• Working data
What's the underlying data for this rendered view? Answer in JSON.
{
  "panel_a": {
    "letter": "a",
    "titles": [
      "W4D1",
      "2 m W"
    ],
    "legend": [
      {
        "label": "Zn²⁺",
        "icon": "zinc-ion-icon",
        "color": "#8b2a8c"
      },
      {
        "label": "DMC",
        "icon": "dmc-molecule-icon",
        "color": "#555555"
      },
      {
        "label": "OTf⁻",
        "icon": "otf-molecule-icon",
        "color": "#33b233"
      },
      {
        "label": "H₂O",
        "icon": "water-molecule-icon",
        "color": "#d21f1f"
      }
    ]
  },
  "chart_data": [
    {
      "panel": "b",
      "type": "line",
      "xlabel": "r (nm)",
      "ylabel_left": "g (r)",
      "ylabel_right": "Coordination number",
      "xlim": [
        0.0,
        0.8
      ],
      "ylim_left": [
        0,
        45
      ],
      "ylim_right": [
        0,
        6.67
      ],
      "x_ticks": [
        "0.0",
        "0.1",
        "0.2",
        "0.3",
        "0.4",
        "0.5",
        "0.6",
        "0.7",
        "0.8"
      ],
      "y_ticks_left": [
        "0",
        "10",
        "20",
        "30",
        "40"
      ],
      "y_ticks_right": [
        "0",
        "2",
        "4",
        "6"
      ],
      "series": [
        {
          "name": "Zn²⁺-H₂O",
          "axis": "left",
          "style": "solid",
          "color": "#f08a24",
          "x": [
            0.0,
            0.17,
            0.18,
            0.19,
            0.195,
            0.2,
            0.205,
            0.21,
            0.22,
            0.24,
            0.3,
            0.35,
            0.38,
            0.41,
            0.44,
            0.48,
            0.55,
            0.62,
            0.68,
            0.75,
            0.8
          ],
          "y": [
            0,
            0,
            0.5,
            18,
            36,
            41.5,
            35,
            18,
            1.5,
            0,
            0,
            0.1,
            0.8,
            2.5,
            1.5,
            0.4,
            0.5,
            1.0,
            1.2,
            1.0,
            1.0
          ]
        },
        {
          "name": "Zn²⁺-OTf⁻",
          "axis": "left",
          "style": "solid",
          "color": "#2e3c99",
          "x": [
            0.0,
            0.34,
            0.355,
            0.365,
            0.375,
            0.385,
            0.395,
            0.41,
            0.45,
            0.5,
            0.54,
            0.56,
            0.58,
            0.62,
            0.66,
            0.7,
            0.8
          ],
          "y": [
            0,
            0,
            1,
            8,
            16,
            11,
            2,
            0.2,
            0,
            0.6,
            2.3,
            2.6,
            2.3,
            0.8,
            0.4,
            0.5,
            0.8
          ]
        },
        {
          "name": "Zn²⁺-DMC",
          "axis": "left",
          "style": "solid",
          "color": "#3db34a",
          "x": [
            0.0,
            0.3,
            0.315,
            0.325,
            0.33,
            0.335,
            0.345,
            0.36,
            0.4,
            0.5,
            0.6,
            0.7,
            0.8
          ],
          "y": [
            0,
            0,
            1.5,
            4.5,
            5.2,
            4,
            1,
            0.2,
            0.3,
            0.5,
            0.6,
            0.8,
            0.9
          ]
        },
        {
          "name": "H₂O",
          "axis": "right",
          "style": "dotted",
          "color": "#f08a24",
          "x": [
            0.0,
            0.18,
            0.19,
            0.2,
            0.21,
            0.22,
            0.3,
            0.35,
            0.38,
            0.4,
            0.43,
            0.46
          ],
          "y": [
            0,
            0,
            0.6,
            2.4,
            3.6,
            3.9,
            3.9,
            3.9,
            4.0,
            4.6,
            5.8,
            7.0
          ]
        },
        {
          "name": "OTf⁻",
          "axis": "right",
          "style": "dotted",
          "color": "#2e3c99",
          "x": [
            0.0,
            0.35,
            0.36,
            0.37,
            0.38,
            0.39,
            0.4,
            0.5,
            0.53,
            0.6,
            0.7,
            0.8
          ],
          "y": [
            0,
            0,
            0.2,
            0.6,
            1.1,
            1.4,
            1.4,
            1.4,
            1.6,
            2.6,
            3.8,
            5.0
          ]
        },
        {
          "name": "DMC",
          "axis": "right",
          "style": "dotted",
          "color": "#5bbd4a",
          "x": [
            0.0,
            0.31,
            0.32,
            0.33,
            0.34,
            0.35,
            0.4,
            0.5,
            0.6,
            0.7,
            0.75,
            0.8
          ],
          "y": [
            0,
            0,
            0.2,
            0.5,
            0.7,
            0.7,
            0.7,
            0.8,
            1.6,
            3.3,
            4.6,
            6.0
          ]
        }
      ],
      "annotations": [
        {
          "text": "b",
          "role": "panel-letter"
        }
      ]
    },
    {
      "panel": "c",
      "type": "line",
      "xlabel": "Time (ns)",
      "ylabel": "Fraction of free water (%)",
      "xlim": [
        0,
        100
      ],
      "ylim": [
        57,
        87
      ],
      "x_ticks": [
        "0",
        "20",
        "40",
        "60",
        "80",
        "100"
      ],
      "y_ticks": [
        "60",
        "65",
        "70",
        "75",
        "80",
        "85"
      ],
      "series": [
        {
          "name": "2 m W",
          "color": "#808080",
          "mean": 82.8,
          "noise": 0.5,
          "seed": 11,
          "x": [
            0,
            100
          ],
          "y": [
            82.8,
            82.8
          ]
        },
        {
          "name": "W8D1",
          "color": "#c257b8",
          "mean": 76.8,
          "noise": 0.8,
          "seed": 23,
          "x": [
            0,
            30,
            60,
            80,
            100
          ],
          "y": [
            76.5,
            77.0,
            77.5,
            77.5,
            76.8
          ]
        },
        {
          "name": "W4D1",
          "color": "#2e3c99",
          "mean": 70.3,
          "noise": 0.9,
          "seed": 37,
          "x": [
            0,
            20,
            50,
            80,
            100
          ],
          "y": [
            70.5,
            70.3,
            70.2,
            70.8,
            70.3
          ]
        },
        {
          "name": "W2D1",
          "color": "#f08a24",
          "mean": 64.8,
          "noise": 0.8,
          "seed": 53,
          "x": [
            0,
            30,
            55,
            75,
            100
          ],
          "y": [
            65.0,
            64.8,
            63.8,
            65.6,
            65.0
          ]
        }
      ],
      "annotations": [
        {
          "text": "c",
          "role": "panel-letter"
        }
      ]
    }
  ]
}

• Directions for this task
Your task is to print the whole listing again exactly.

• Correct result
What's the underlying data for this rendered view? Answer in JSON.
{
  "panel_a": {
    "letter": "a",
    "titles": [
      "W4D1",
      "2 m W"
    ],
    "legend": [
      {
        "label": "Zn²⁺",
        "icon": "zinc-ion-icon",
        "color": "#8b2a8c"
      },
      {
        "label": "DMC",
        "icon": "dmc-molecule-icon",
        "color": "#555555"
      },
      {
        "label": "OTf⁻",
        "icon": "otf-molecule-icon",
        "color": "#33b233"
      },
      {
        "label": "H₂O",
        "icon": "water-molecule-icon",
        "color": "#d21f1f"
      }
    ]
  },
  "chart_data": [
    {
      "panel": "b",
      "type": "line",
      "xlabel": "r (nm)",
      "ylabel_left": "g (r)",
      "ylabel_right": "Coordination number",
      "xlim": [
        0.0,
        0.8
      ],
      "ylim_left": [
        0,
        45
      ],
      "ylim_right": [
        0,
        6.67
      ],
      "x_ticks": [
        "0.0",
        "0.1",
        "0.2",
        "0.3",
        "0.4",
        "0.5",
        "0.6",
        "0.7",
        "0.8"
      ],
      "y_ticks_left": [
        "0",
        "10",
        "20",
        "30",
        "40"
      ],
      "y_ticks_right": [
        "0",
        "2",
        "4",
        "6"
      ],
      "series": [
        {
          "name": "Zn²⁺-H₂O",
          "axis": "left",
          "style": "solid",
          "color": "#f08a24",
          "x": [
            0.0,
            0.17,
            0.18,
            0.19,
            0.195,
            0.2,
            0.205,
            0.21,
            0.22,
            0.24,
            0.3,
            0.35,
            0.38,
            0.41,
            0.44,
            0.48,
            0.55,
            0.62,
            0.68,
            0.75,
            0.8
          ],
          "y": [
            0,
            0,
            0.5,
            18,
            36,
            41.5,
            35,
            18,
            1.5,
            0,
            0,
            0.1,
            0.8,
            2.5,
            1.5,
            0.4,
            0.5,
            1.0,
            1.2,
            1.0,
            1.0
          ]
        },
        {
          "name": "Zn²⁺-OTf⁻",
          "axis": "left",
          "style": "solid",
          "color": "#2e3c99",
          "x": [
            0.0,
            0.34,
            0.355,
            0.365,
            0.375,
            0.385,
            0.395,
            0.41,
            0.45,
            0.5,
            0.54,
            0.56,
            0.58,
            0.62,
            0.66,
            0.7,
            0.8
          ],
          "y": [
            0,
            0,
            1,
            8,
            16,
            11,
            2,
            0.2,
            0,
            0.6,
            2.3,
            2.6,
            2.3,
            0.8,
            0.4,
            0.5,
            0.8
          ]
        },
        {
          "name": "Zn²⁺-DMC",
          "axis": "left",
          "style": "solid",
          "color": "#3db34a",
          "x": [
            0.0,
            0.3,
            0.315,
            0.325,
            0.33,
            0.335,
            0.345,
            0.36,
            0.4,
            0.5,
            0.6,
            0.7,
            0.8
          ],
          "y": [
            0,
            0,
            1.5,
            4.5,
            5.2,
            4,
            1,
            0.2,
            0.3,
            0.5,
            0.6,
            0.8,
            0.9
          ]
        },
        {
          "name": "H₂O",
          "axis": "right",
          "style": "dotted",
          "color": "#f08a24",
          "x": [
            0.0,
            0.18,
            0.19,
            0.2,
            0.21,
            0.22,
            0.3,
            0.35,
            0.38,
            0.4,
            0.43,
            0.46
          ],
          "y": [
            0,
            0,
            0.6,
            2.4,
            3.6,
            3.9,
            3.9,
            3.9,
            4.0,
            4.6,
            5.8,
            7.0
          ]
        },
        {
          "name": "OTf⁻",
          "axis": "right",
          "style": "dotted",
          "color": "#2e3c99",
          "x": [
            0.0,
            0.35,
            0.36,
            0.37,
            0.38,
            0.39,
            0.4,
            0.5,
            0.53,
            0.6,
            0.7,
            0.8
          ],
          "y": [
            0,
            0,
            0.2,
            0.6,
            1.1,
            1.4,
            1.4,
            1.4,
            1.6,
            2.6,
            3.8,
            5.0
          ]
        },
        {
          "name": "DMC",
          "axis": "right",
          "style": "dotted",
          "color": "#5bbd4a",
          "x": [
            0.0,
            0.31,
            0.32,
            0.33,
            0.34,
            0.35,
            0.4,
            0.5,
            0.6,
            0.7,
            0.75,
            0.8
          ],
          "y": [
            0,
            0,
            0.2,
            0.5,
            0.7,
            0.7,
            0.7,
            0.8,
            1.6,
            3.3,
            4.6,
            6.0
          ]
        }
      ],
      "annotations": [
        {
          "text": "b",
          "role": "panel-letter"
        }
      ]
    },
    {
      "panel": "c",
      "type": "line",
      "xlabel": "Time (ns)",
      "ylabel": "Fraction of free water (%)",
      "xlim": [
        0,
        100
      ],
      "ylim": [
        57,
        87
      ],
      "x_ticks": [
        "0",
        "20",
        "40",
        "60",
        "80",
        "100"
      ],
      "y_ticks": [
        "60",
        "65",
        "70",
        "75",
        "80",
        "85"
      ],
      "series": [
        {
          "name": "2 m W",
          "color": "#808080",
          "mean": 82.8,
          "noise": 0.5,
          "seed": 11,
          "x": [
            0,
            100
          ],
          "y": [
            82.8,
            82.8
          ]
        },
        {
          "name": "W8D1",
          "color": "#c257b8",
          "mean": 76.8,
          "noise": 0.8,
          "seed": 23,
          "x": [
            0,
            30,
            60,
            80,
            100
          ],
          "y": [
            76.5,
            77.0,
            77.5,
            77.5,
            76.8
          ]
        },
        {
          "name": "W4D1",
          "color": "#2e3c99",
          "mean": 70.3,
          "noise": 0.9,
          "seed": 37,
          "x": [
            0,
            20,
            50,
            80,
            100
          ],
          "y": [
            70.5,
            70.3,
            70.2,
            70.8,
            70.3
          ]
        },
        {
          "name": "W2D1",
          "color": "#f08a24",
          "mean": 64.8,
          "noise": 0.8,
          "seed": 53,
          "x": [
            0,
            30,
            55,
            75,
            100
          ],
          "y": [
            65.0,
            64.8,
            63.8,
            65.6,
            65.0
          ]
        }
      ],
      "annotations": [
        {
          "text": "c",
          "role": "panel-letter"
        }
      ]
    }
  ]
}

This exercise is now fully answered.